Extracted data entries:
— begin —
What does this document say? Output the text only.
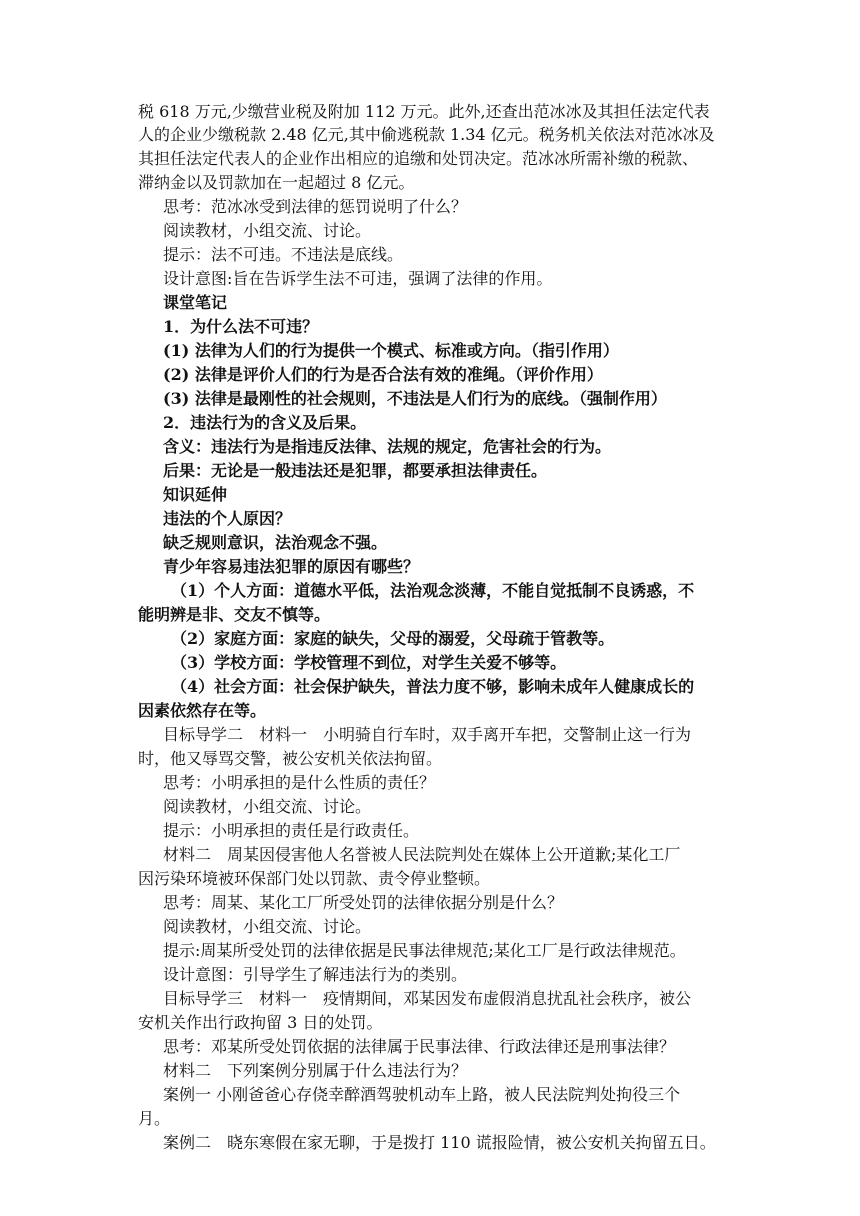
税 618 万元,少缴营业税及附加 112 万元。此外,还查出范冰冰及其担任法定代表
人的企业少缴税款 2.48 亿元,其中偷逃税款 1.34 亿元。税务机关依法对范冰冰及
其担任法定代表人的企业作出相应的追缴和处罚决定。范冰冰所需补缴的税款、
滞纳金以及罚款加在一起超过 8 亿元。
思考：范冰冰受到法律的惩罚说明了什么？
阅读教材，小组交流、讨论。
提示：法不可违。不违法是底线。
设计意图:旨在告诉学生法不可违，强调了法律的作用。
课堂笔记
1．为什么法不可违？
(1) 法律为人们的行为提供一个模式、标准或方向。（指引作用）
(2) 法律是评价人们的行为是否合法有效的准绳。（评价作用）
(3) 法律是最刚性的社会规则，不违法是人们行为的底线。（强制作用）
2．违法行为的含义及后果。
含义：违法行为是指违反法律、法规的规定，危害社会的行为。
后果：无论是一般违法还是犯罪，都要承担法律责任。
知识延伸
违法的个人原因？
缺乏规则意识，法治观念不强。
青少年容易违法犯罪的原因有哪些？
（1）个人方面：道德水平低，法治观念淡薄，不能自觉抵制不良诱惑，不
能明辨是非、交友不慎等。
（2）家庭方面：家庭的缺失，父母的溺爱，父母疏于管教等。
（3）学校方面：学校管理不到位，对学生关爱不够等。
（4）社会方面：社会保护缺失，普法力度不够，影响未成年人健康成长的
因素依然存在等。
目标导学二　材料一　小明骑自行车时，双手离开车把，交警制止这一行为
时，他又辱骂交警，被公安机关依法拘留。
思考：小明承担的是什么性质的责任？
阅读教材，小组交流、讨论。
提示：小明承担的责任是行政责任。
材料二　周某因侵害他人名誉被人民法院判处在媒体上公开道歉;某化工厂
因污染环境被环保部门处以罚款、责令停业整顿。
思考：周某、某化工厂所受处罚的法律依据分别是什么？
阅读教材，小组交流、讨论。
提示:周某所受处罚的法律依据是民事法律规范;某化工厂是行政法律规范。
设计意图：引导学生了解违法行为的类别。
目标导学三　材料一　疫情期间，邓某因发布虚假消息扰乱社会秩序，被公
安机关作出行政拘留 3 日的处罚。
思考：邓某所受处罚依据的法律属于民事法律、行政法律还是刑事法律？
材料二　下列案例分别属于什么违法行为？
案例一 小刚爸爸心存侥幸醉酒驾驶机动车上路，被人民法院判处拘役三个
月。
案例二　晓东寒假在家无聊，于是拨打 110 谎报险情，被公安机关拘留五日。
— end —
— begin —
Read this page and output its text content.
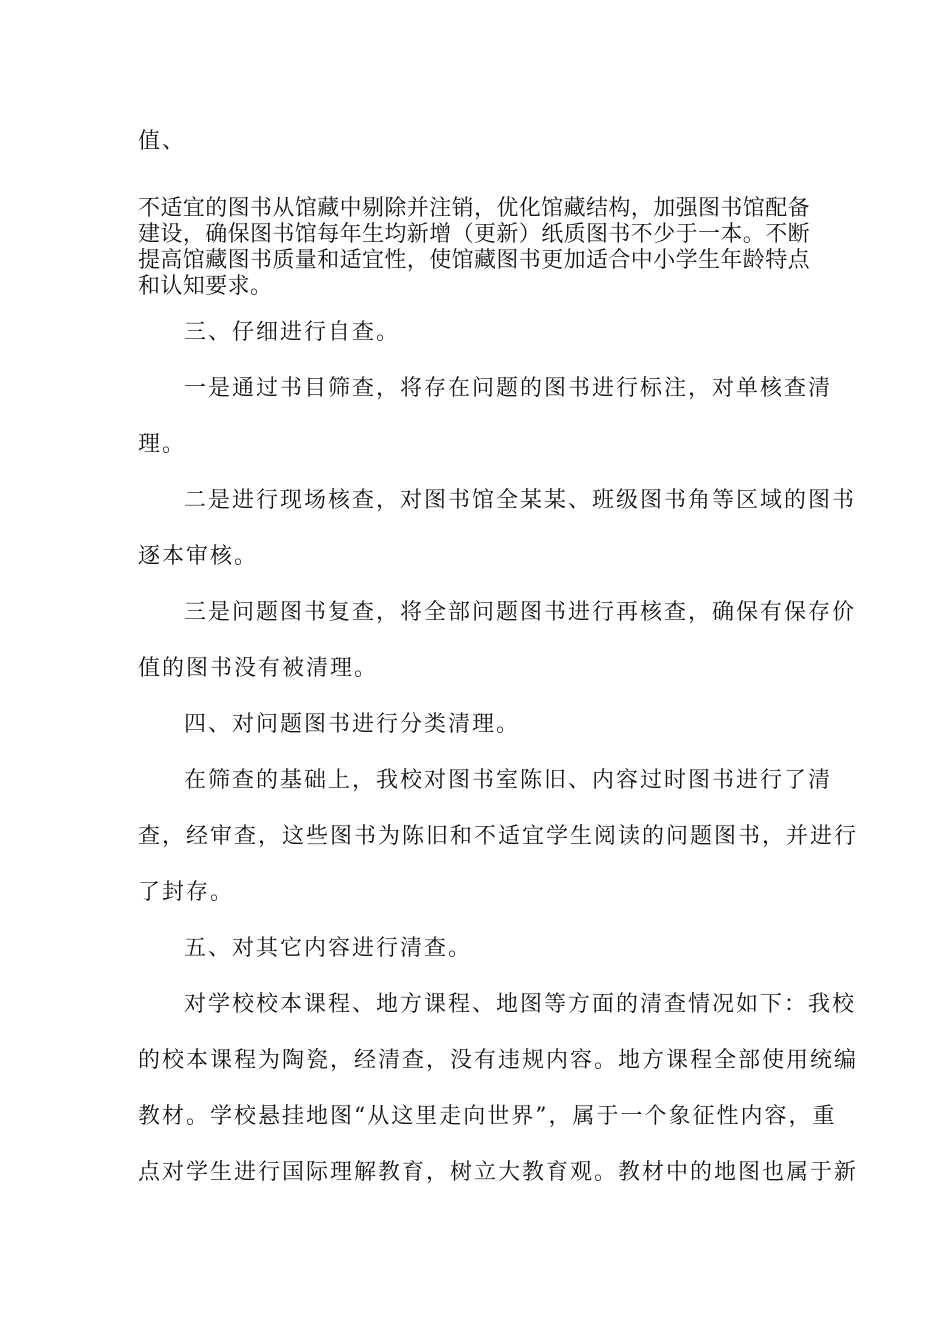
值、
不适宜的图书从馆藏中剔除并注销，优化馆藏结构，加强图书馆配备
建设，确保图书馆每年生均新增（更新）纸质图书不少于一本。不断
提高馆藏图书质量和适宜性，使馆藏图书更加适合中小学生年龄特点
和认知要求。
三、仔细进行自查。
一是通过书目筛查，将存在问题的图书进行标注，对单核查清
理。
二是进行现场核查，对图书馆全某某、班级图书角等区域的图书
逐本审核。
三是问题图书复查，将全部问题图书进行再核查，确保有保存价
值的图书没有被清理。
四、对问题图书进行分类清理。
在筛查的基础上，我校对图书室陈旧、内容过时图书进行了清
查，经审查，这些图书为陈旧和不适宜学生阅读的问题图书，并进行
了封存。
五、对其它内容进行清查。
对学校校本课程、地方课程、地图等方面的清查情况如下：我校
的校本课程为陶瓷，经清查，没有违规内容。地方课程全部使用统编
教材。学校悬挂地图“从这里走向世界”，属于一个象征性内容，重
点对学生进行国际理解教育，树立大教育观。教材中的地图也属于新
— end —
In the records above, locate the lines holding the word "this". Copy each of them.

**Answer in full**
What does this document say? Output the text only.
Read this page and output its text content.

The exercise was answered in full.